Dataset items
[BEGIN]
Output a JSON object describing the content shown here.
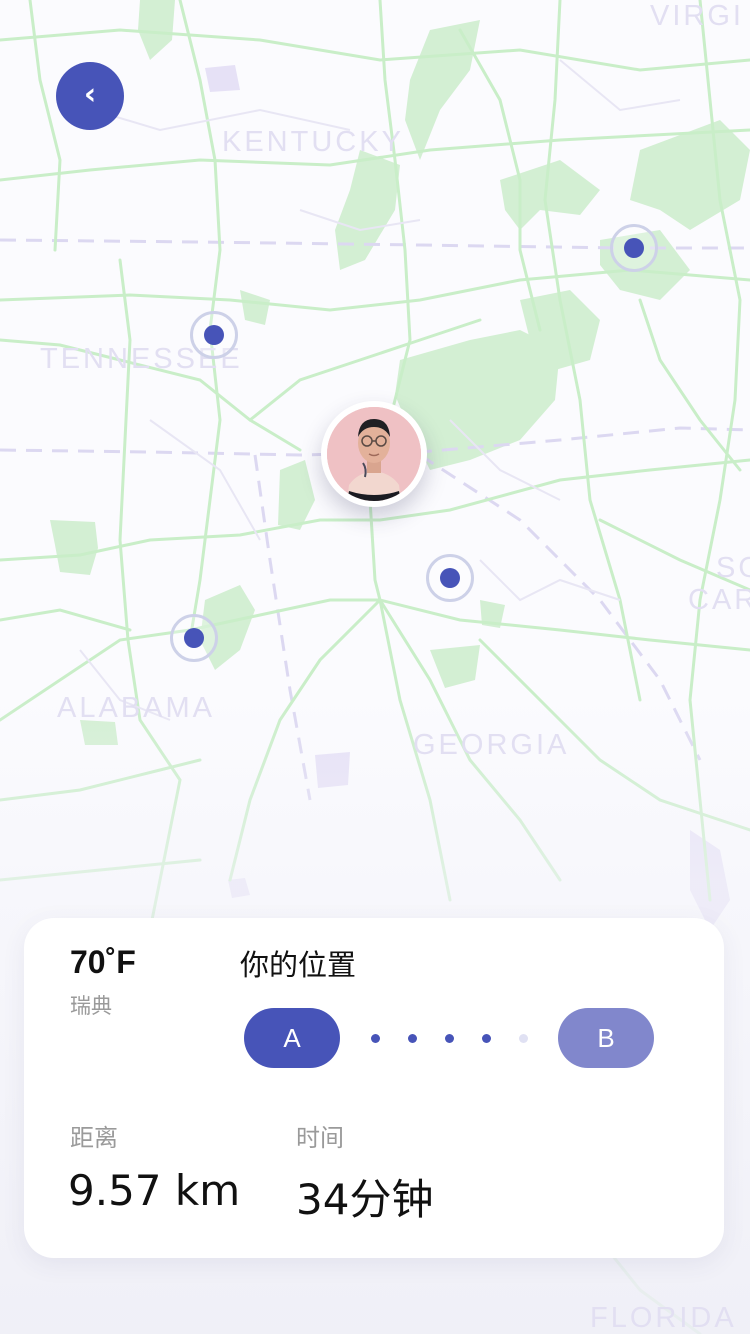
{
  "header": {
    "back_button_glyph": "‹",
    "back_icon": "chevron-left-icon"
  },
  "map": {
    "labels": {
      "kentucky": "KENTUCKY",
      "tennessee": "TENNESSEE",
      "alabama": "ALABAMA",
      "georgia": "GEORGIA",
      "virginia": "VIRGI",
      "south_carolina_1": "SO",
      "south_carolina_2": "CAR",
      "florida": "FLORIDA"
    },
    "road_color": "#c9eec8",
    "forest_color": "#cfeed0",
    "border_color": "#d7d3ee",
    "marker_count": 4,
    "user_avatar": "user-avatar"
  },
  "info_card": {
    "temperature": "70˚F",
    "place": "瑞典",
    "location_title": "你的位置",
    "point_a": "A",
    "point_b": "B",
    "distance_label": "距离",
    "distance_value": "9.57 km",
    "time_label": "时间",
    "time_value": "34分钟"
  },
  "colors": {
    "accent": "#4754b8",
    "accent_light": "#8187cc",
    "muted_text": "#9a9a9a"
  }
}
[END]
Directions for this task:
Repeat the listing in full and exactly. Leave any pictures out.

Answer to this exercise:
Output a JSON object describing the content shown here.
{
  "header": {
    "back_button_glyph": "‹",
    "back_icon": "chevron-left-icon"
  },
  "map": {
    "labels": {
      "kentucky": "KENTUCKY",
      "tennessee": "TENNESSEE",
      "alabama": "ALABAMA",
      "georgia": "GEORGIA",
      "virginia": "VIRGI",
      "south_carolina_1": "SO",
      "south_carolina_2": "CAR",
      "florida": "FLORIDA"
    },
    "road_color": "#c9eec8",
    "forest_color": "#cfeed0",
    "border_color": "#d7d3ee",
    "marker_count": 4,
    "user_avatar": "user-avatar"
  },
  "info_card": {
    "temperature": "70˚F",
    "place": "瑞典",
    "location_title": "你的位置",
    "point_a": "A",
    "point_b": "B",
    "distance_label": "距离",
    "distance_value": "9.57 km",
    "time_label": "时间",
    "time_value": "34分钟"
  },
  "colors": {
    "accent": "#4754b8",
    "accent_light": "#8187cc",
    "muted_text": "#9a9a9a"
  }
}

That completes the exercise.